(Some records)
***

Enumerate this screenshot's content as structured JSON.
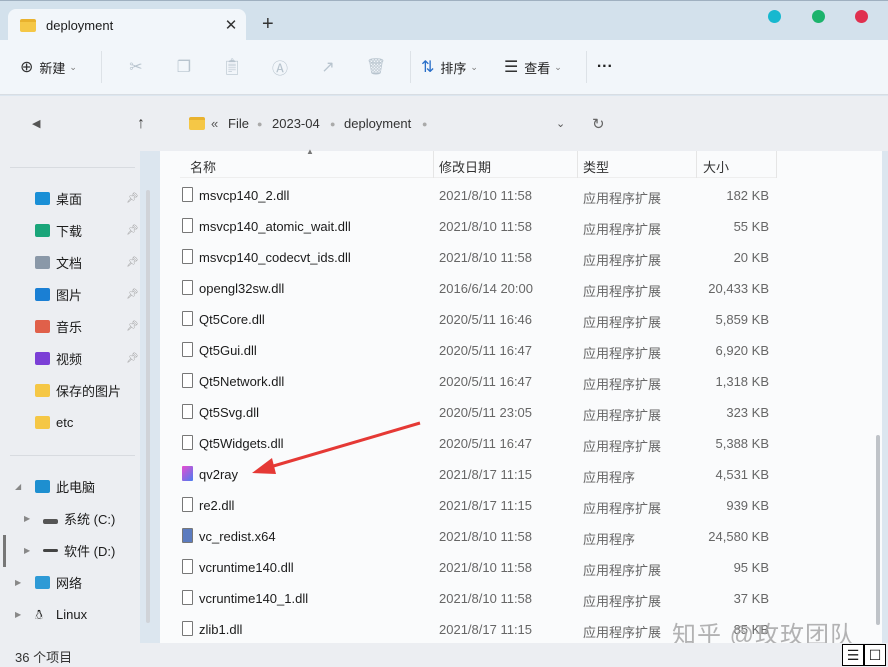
{
  "window": {
    "tab_title": "deployment",
    "close": "✕",
    "new_tab": "+",
    "dots": [
      "#17b8cf",
      "#1cb36c",
      "#e0304f"
    ]
  },
  "toolbar": {
    "new_label": "新建",
    "sort_label": "排序",
    "view_label": "查看",
    "more": "···"
  },
  "address": {
    "prefix": "«",
    "crumbs": [
      "File",
      "2023-04",
      "deployment"
    ]
  },
  "sidebar": {
    "quick": [
      {
        "label": "桌面",
        "pinned": true
      },
      {
        "label": "下载",
        "pinned": true
      },
      {
        "label": "文档",
        "pinned": true
      },
      {
        "label": "图片",
        "pinned": true
      },
      {
        "label": "音乐",
        "pinned": true
      },
      {
        "label": "视频",
        "pinned": true
      },
      {
        "label": "保存的图片",
        "pinned": false
      },
      {
        "label": "etc",
        "pinned": false
      }
    ],
    "pc": "此电脑",
    "drives": [
      "系统 (C:)",
      "软件 (D:)"
    ],
    "network": "网络",
    "linux": "Linux"
  },
  "columns": {
    "name": "名称",
    "date": "修改日期",
    "type": "类型",
    "size": "大小"
  },
  "files": [
    {
      "name": "msvcp140_2.dll",
      "date": "2021/8/10 11:58",
      "type": "应用程序扩展",
      "size": "182 KB"
    },
    {
      "name": "msvcp140_atomic_wait.dll",
      "date": "2021/8/10 11:58",
      "type": "应用程序扩展",
      "size": "55 KB"
    },
    {
      "name": "msvcp140_codecvt_ids.dll",
      "date": "2021/8/10 11:58",
      "type": "应用程序扩展",
      "size": "20 KB"
    },
    {
      "name": "opengl32sw.dll",
      "date": "2016/6/14 20:00",
      "type": "应用程序扩展",
      "size": "20,433 KB"
    },
    {
      "name": "Qt5Core.dll",
      "date": "2020/5/11 16:46",
      "type": "应用程序扩展",
      "size": "5,859 KB"
    },
    {
      "name": "Qt5Gui.dll",
      "date": "2020/5/11 16:47",
      "type": "应用程序扩展",
      "size": "6,920 KB"
    },
    {
      "name": "Qt5Network.dll",
      "date": "2020/5/11 16:47",
      "type": "应用程序扩展",
      "size": "1,318 KB"
    },
    {
      "name": "Qt5Svg.dll",
      "date": "2020/5/11 23:05",
      "type": "应用程序扩展",
      "size": "323 KB"
    },
    {
      "name": "Qt5Widgets.dll",
      "date": "2020/5/11 16:47",
      "type": "应用程序扩展",
      "size": "5,388 KB"
    },
    {
      "name": "qv2ray",
      "date": "2021/8/17 11:15",
      "type": "应用程序",
      "size": "4,531 KB"
    },
    {
      "name": "re2.dll",
      "date": "2021/8/17 11:15",
      "type": "应用程序扩展",
      "size": "939 KB"
    },
    {
      "name": "vc_redist.x64",
      "date": "2021/8/10 11:58",
      "type": "应用程序",
      "size": "24,580 KB"
    },
    {
      "name": "vcruntime140.dll",
      "date": "2021/8/10 11:58",
      "type": "应用程序扩展",
      "size": "95 KB"
    },
    {
      "name": "vcruntime140_1.dll",
      "date": "2021/8/10 11:58",
      "type": "应用程序扩展",
      "size": "37 KB"
    },
    {
      "name": "zlib1.dll",
      "date": "2021/8/17 11:15",
      "type": "应用程序扩展",
      "size": "85 KB"
    }
  ],
  "status": {
    "count": "36 个项目"
  },
  "watermark": "知乎 @玫玫团队"
}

***

Quote the data exactly, leaving every image out of the copy.

Enumerate this screenshot's content as structured JSON.
{
  "window": {
    "tab_title": "deployment",
    "close": "✕",
    "new_tab": "+",
    "dots": [
      "#17b8cf",
      "#1cb36c",
      "#e0304f"
    ]
  },
  "toolbar": {
    "new_label": "新建",
    "sort_label": "排序",
    "view_label": "查看",
    "more": "···"
  },
  "address": {
    "prefix": "«",
    "crumbs": [
      "File",
      "2023-04",
      "deployment"
    ]
  },
  "sidebar": {
    "quick": [
      {
        "label": "桌面",
        "pinned": true
      },
      {
        "label": "下载",
        "pinned": true
      },
      {
        "label": "文档",
        "pinned": true
      },
      {
        "label": "图片",
        "pinned": true
      },
      {
        "label": "音乐",
        "pinned": true
      },
      {
        "label": "视频",
        "pinned": true
      },
      {
        "label": "保存的图片",
        "pinned": false
      },
      {
        "label": "etc",
        "pinned": false
      }
    ],
    "pc": "此电脑",
    "drives": [
      "系统 (C:)",
      "软件 (D:)"
    ],
    "network": "网络",
    "linux": "Linux"
  },
  "columns": {
    "name": "名称",
    "date": "修改日期",
    "type": "类型",
    "size": "大小"
  },
  "files": [
    {
      "name": "msvcp140_2.dll",
      "date": "2021/8/10 11:58",
      "type": "应用程序扩展",
      "size": "182 KB"
    },
    {
      "name": "msvcp140_atomic_wait.dll",
      "date": "2021/8/10 11:58",
      "type": "应用程序扩展",
      "size": "55 KB"
    },
    {
      "name": "msvcp140_codecvt_ids.dll",
      "date": "2021/8/10 11:58",
      "type": "应用程序扩展",
      "size": "20 KB"
    },
    {
      "name": "opengl32sw.dll",
      "date": "2016/6/14 20:00",
      "type": "应用程序扩展",
      "size": "20,433 KB"
    },
    {
      "name": "Qt5Core.dll",
      "date": "2020/5/11 16:46",
      "type": "应用程序扩展",
      "size": "5,859 KB"
    },
    {
      "name": "Qt5Gui.dll",
      "date": "2020/5/11 16:47",
      "type": "应用程序扩展",
      "size": "6,920 KB"
    },
    {
      "name": "Qt5Network.dll",
      "date": "2020/5/11 16:47",
      "type": "应用程序扩展",
      "size": "1,318 KB"
    },
    {
      "name": "Qt5Svg.dll",
      "date": "2020/5/11 23:05",
      "type": "应用程序扩展",
      "size": "323 KB"
    },
    {
      "name": "Qt5Widgets.dll",
      "date": "2020/5/11 16:47",
      "type": "应用程序扩展",
      "size": "5,388 KB"
    },
    {
      "name": "qv2ray",
      "date": "2021/8/17 11:15",
      "type": "应用程序",
      "size": "4,531 KB"
    },
    {
      "name": "re2.dll",
      "date": "2021/8/17 11:15",
      "type": "应用程序扩展",
      "size": "939 KB"
    },
    {
      "name": "vc_redist.x64",
      "date": "2021/8/10 11:58",
      "type": "应用程序",
      "size": "24,580 KB"
    },
    {
      "name": "vcruntime140.dll",
      "date": "2021/8/10 11:58",
      "type": "应用程序扩展",
      "size": "95 KB"
    },
    {
      "name": "vcruntime140_1.dll",
      "date": "2021/8/10 11:58",
      "type": "应用程序扩展",
      "size": "37 KB"
    },
    {
      "name": "zlib1.dll",
      "date": "2021/8/17 11:15",
      "type": "应用程序扩展",
      "size": "85 KB"
    }
  ],
  "status": {
    "count": "36 个项目"
  },
  "watermark": "知乎 @玫玫团队"
}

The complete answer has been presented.